What you have to do
Copy all lines in which the word "单位地址" can be found.

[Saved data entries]

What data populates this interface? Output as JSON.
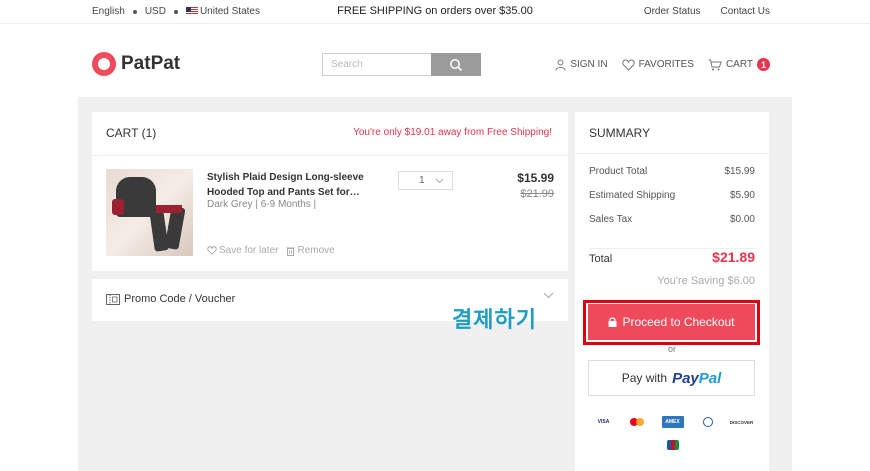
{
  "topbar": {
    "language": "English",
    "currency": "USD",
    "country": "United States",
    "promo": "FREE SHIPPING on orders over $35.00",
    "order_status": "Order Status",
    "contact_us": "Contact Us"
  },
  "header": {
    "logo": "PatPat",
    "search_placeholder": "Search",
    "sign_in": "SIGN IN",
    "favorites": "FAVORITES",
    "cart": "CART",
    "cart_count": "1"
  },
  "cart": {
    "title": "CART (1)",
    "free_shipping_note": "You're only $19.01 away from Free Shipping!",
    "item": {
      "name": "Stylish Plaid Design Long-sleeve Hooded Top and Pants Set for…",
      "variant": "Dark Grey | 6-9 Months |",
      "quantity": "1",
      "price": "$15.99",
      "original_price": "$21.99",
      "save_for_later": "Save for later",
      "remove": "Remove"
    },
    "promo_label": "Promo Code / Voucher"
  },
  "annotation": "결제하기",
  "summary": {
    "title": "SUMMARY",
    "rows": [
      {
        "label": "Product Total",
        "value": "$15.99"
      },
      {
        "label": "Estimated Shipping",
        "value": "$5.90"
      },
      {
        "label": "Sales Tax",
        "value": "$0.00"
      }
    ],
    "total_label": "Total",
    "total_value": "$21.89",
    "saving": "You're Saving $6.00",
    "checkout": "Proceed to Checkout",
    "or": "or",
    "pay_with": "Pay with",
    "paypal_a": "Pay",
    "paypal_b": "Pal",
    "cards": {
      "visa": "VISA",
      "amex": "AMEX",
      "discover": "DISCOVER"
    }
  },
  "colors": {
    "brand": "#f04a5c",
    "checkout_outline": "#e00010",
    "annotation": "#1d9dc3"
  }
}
--
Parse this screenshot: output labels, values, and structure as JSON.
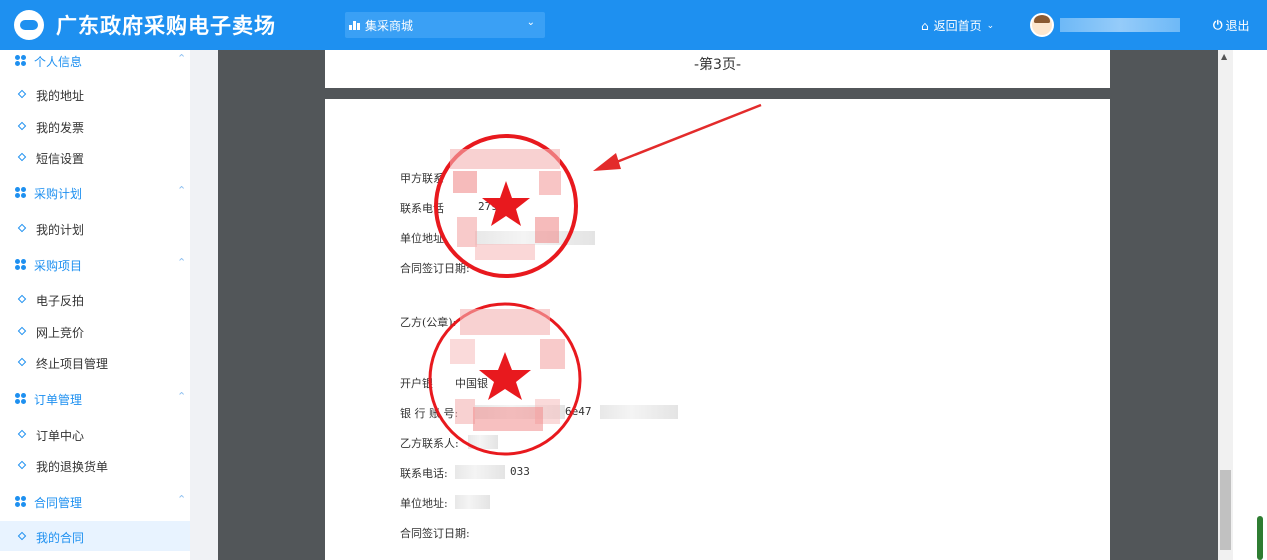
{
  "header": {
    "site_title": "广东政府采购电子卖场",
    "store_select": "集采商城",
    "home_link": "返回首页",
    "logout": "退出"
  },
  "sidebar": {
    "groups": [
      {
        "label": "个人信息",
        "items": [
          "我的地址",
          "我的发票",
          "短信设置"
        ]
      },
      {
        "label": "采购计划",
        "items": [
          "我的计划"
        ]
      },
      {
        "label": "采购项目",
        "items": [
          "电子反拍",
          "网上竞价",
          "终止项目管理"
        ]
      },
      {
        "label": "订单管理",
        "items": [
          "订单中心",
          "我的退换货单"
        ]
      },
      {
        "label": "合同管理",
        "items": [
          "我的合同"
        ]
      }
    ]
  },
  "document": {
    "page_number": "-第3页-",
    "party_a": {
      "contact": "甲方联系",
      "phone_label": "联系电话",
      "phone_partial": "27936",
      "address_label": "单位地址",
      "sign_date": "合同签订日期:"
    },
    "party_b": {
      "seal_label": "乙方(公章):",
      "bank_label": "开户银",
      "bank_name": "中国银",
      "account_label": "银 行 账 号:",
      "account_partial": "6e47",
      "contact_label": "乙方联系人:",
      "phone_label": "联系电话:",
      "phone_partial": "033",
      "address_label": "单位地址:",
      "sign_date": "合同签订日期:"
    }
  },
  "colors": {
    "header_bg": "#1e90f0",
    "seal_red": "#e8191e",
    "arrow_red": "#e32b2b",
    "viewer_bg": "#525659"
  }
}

Exercise response
      "address_label": "单位地址",
      "address_label": "单位地址:",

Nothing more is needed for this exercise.